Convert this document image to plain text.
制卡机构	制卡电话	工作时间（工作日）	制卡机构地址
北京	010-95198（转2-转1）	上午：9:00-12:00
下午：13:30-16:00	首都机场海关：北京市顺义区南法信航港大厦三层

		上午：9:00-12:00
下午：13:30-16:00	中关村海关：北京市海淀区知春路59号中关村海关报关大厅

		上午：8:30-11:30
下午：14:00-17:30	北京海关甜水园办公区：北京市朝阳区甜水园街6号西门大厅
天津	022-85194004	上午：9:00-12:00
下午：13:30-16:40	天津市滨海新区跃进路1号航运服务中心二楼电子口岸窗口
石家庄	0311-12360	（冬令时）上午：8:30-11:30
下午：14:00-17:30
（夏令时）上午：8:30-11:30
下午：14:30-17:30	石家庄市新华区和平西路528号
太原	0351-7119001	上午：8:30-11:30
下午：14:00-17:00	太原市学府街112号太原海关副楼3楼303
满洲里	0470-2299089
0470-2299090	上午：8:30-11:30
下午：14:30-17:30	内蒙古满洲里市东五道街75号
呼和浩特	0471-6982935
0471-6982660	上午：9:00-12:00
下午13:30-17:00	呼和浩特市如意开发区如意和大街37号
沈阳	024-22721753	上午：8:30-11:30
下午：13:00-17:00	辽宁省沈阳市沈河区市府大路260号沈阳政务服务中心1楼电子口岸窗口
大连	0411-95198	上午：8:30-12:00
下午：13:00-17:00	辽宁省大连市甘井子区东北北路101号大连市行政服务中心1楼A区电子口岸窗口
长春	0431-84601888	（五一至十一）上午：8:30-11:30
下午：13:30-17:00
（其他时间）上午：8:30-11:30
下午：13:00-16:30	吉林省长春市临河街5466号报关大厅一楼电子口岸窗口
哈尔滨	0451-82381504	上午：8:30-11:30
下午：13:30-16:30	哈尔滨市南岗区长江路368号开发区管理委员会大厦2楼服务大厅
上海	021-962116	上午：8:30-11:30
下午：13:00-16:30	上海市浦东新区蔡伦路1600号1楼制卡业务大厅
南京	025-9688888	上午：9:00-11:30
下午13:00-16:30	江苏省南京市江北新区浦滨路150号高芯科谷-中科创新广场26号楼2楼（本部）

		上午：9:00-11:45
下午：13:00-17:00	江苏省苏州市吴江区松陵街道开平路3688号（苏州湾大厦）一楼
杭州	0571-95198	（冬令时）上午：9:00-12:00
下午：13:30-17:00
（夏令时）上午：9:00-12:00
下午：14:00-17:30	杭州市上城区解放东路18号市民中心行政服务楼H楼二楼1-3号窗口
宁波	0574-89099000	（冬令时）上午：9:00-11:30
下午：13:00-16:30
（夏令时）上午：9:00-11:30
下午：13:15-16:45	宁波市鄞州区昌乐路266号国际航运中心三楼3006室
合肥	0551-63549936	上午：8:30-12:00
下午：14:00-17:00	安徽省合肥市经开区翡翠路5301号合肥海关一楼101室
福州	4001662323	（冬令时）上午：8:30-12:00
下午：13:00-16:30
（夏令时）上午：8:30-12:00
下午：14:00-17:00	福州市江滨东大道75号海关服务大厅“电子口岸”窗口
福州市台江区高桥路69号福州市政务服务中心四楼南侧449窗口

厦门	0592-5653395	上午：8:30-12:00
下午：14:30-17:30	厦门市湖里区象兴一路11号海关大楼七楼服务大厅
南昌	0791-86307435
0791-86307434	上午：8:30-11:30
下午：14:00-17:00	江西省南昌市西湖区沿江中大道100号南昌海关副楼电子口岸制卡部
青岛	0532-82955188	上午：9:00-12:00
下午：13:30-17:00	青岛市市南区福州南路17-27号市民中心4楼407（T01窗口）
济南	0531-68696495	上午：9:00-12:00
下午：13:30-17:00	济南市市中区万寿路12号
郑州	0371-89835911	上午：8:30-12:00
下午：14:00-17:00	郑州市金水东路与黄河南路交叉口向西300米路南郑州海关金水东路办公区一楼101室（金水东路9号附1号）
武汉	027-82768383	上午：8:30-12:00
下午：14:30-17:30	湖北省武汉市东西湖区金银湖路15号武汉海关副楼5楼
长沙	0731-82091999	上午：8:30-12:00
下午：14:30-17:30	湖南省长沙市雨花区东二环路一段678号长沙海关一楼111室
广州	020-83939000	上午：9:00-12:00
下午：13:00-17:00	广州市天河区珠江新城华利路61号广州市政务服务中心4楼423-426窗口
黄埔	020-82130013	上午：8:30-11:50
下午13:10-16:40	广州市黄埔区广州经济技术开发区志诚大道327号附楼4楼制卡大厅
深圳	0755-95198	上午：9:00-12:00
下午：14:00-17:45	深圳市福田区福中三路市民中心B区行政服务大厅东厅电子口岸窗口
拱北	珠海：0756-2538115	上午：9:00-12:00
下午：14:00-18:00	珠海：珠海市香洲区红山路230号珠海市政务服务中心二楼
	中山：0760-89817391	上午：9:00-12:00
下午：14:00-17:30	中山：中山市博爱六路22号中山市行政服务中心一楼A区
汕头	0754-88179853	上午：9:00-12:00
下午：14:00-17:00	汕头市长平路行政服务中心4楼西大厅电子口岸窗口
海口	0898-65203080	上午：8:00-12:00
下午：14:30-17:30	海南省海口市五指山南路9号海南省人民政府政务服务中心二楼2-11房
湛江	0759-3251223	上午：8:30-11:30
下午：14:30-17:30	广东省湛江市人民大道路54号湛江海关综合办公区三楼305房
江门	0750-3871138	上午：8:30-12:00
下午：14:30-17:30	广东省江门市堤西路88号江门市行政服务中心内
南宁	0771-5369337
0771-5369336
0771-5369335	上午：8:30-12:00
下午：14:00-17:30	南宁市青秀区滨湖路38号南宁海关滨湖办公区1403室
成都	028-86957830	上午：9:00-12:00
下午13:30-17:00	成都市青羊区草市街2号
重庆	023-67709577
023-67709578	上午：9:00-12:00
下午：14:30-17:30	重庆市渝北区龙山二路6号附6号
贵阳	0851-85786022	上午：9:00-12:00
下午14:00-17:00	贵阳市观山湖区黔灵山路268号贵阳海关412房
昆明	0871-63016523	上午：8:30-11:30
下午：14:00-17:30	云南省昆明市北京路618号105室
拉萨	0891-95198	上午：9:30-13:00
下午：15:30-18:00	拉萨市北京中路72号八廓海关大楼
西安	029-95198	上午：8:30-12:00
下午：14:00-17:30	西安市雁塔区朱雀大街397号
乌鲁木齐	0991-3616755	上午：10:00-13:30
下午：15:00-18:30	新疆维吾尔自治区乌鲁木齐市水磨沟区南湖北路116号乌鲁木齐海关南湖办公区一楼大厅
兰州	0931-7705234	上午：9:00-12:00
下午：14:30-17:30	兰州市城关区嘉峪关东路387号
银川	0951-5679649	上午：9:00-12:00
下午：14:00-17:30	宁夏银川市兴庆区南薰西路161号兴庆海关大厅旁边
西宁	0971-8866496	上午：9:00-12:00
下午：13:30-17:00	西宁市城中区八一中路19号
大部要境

> **Aim**
Exact output of every entry is required.

> **Complete response**
Convert this document image to plain text.
制卡机构	制卡电话	工作时间（工作日）	制卡机构地址
北京	010-95198（转2-转1）	上午：9:00-12:00
下午：13:30-16:00	首都机场海关：北京市顺义区南法信航港大厦三层

		上午：9:00-12:00
下午：13:30-16:00	中关村海关：北京市海淀区知春路59号中关村海关报关大厅

		上午：8:30-11:30
下午：14:00-17:30	北京海关甜水园办公区：北京市朝阳区甜水园街6号西门大厅
天津	022-85194004	上午：9:00-12:00
下午：13:30-16:40	天津市滨海新区跃进路1号航运服务中心二楼电子口岸窗口
石家庄	0311-12360	（冬令时）上午：8:30-11:30
下午：14:00-17:30
（夏令时）上午：8:30-11:30
下午：14:30-17:30	石家庄市新华区和平西路528号
太原	0351-7119001	上午：8:30-11:30
下午：14:00-17:00	太原市学府街112号太原海关副楼3楼303
满洲里	0470-2299089
0470-2299090	上午：8:30-11:30
下午：14:30-17:30	内蒙古满洲里市东五道街75号
呼和浩特	0471-6982935
0471-6982660	上午：9:00-12:00
下午13:30-17:00	呼和浩特市如意开发区如意和大街37号
沈阳	024-22721753	上午：8:30-11:30
下午：13:00-17:00	辽宁省沈阳市沈河区市府大路260号沈阳政务服务中心1楼电子口岸窗口
大连	0411-95198	上午：8:30-12:00
下午：13:00-17:00	辽宁省大连市甘井子区东北北路101号大连市行政服务中心1楼A区电子口岸窗口
长春	0431-84601888	（五一至十一）上午：8:30-11:30
下午：13:30-17:00
（其他时间）上午：8:30-11:30
下午：13:00-16:30	吉林省长春市临河街5466号报关大厅一楼电子口岸窗口
哈尔滨	0451-82381504	上午：8:30-11:30
下午：13:30-16:30	哈尔滨市南岗区长江路368号开发区管理委员会大厦2楼服务大厅
上海	021-962116	上午：8:30-11:30
下午：13:00-16:30	上海市浦东新区蔡伦路1600号1楼制卡业务大厅
南京	025-9688888	上午：9:00-11:30
下午13:00-16:30	江苏省南京市江北新区浦滨路150号高芯科谷-中科创新广场26号楼2楼（本部）

		上午：9:00-11:45
下午：13:00-17:00	江苏省苏州市吴江区松陵街道开平路3688号（苏州湾大厦）一楼
杭州	0571-95198	（冬令时）上午：9:00-12:00
下午：13:30-17:00
（夏令时）上午：9:00-12:00
下午：14:00-17:30	杭州市上城区解放东路18号市民中心行政服务楼H楼二楼1-3号窗口
宁波	0574-89099000	（冬令时）上午：9:00-11:30
下午：13:00-16:30
（夏令时）上午：9:00-11:30
下午：13:15-16:45	宁波市鄞州区昌乐路266号国际航运中心三楼3006室
合肥	0551-63549936	上午：8:30-12:00
下午：14:00-17:00	安徽省合肥市经开区翡翠路5301号合肥海关一楼101室
福州	4001662323	（冬令时）上午：8:30-12:00
下午：13:00-16:30
（夏令时）上午：8:30-12:00
下午：14:00-17:00	福州市江滨东大道75号海关服务大厅“电子口岸”窗口
福州市台江区高桥路69号福州市政务服务中心四楼南侧449窗口

厦门	0592-5653395	上午：8:30-12:00
下午：14:30-17:30	厦门市湖里区象兴一路11号海关大楼七楼服务大厅
南昌	0791-86307435
0791-86307434	上午：8:30-11:30
下午：14:00-17:00	江西省南昌市西湖区沿江中大道100号南昌海关副楼电子口岸制卡部
青岛	0532-82955188	上午：9:00-12:00
下午：13:30-17:00	青岛市市南区福州南路17-27号市民中心4楼407（T01窗口）
济南	0531-68696495	上午：9:00-12:00
下午：13:30-17:00	济南市市中区万寿路12号
郑州	0371-89835911	上午：8:30-12:00
下午：14:00-17:00	郑州市金水东路与黄河南路交叉口向西300米路南郑州海关金水东路办公区一楼101室（金水东路9号附1号）
武汉	027-82768383	上午：8:30-12:00
下午：14:30-17:30	湖北省武汉市东西湖区金银湖路15号武汉海关副楼5楼
长沙	0731-82091999	上午：8:30-12:00
下午：14:30-17:30	湖南省长沙市雨花区东二环路一段678号长沙海关一楼111室
广州	020-83939000	上午：9:00-12:00
下午：13:00-17:00	广州市天河区珠江新城华利路61号广州市政务服务中心4楼423-426窗口
黄埔	020-82130013	上午：8:30-11:50
下午13:10-16:40	广州市黄埔区广州经济技术开发区志诚大道327号附楼4楼制卡大厅
深圳	0755-95198	上午：9:00-12:00
下午：14:00-17:45	深圳市福田区福中三路市民中心B区行政服务大厅东厅电子口岸窗口
拱北	珠海：0756-2538115	上午：9:00-12:00
下午：14:00-18:00	珠海：珠海市香洲区红山路230号珠海市政务服务中心二楼
	中山：0760-89817391	上午：9:00-12:00
下午：14:00-17:30	中山：中山市博爱六路22号中山市行政服务中心一楼A区
汕头	0754-88179853	上午：9:00-12:00
下午：14:00-17:00	汕头市长平路行政服务中心4楼西大厅电子口岸窗口
海口	0898-65203080	上午：8:00-12:00
下午：14:30-17:30	海南省海口市五指山南路9号海南省人民政府政务服务中心二楼2-11房
湛江	0759-3251223	上午：8:30-11:30
下午：14:30-17:30	广东省湛江市人民大道路54号湛江海关综合办公区三楼305房
江门	0750-3871138	上午：8:30-12:00
下午：14:30-17:30	广东省江门市堤西路88号江门市行政服务中心内
南宁	0771-5369337
0771-5369336
0771-5369335	上午：8:30-12:00
下午：14:00-17:30	南宁市青秀区滨湖路38号南宁海关滨湖办公区1403室
成都	028-86957830	上午：9:00-12:00
下午13:30-17:00	成都市青羊区草市街2号
重庆	023-67709577
023-67709578	上午：9:00-12:00
下午：14:30-17:30	重庆市渝北区龙山二路6号附6号
贵阳	0851-85786022	上午：9:00-12:00
下午14:00-17:00	贵阳市观山湖区黔灵山路268号贵阳海关412房
昆明	0871-63016523	上午：8:30-11:30
下午：14:00-17:30	云南省昆明市北京路618号105室
拉萨	0891-95198	上午：9:30-13:00
下午：15:30-18:00	拉萨市北京中路72号八廓海关大楼
西安	029-95198	上午：8:30-12:00
下午：14:00-17:30	西安市雁塔区朱雀大街397号
乌鲁木齐	0991-3616755	上午：10:00-13:30
下午：15:00-18:30	新疆维吾尔自治区乌鲁木齐市水磨沟区南湖北路116号乌鲁木齐海关南湖办公区一楼大厅
兰州	0931-7705234	上午：9:00-12:00
下午：14:30-17:30	兰州市城关区嘉峪关东路387号
银川	0951-5679649	上午：9:00-12:00
下午：14:00-17:30	宁夏银川市兴庆区南薰西路161号兴庆海关大厅旁边
西宁	0971-8866496	上午：9:00-12:00
下午：13:30-17:00	西宁市城中区八一中路19号
大部要境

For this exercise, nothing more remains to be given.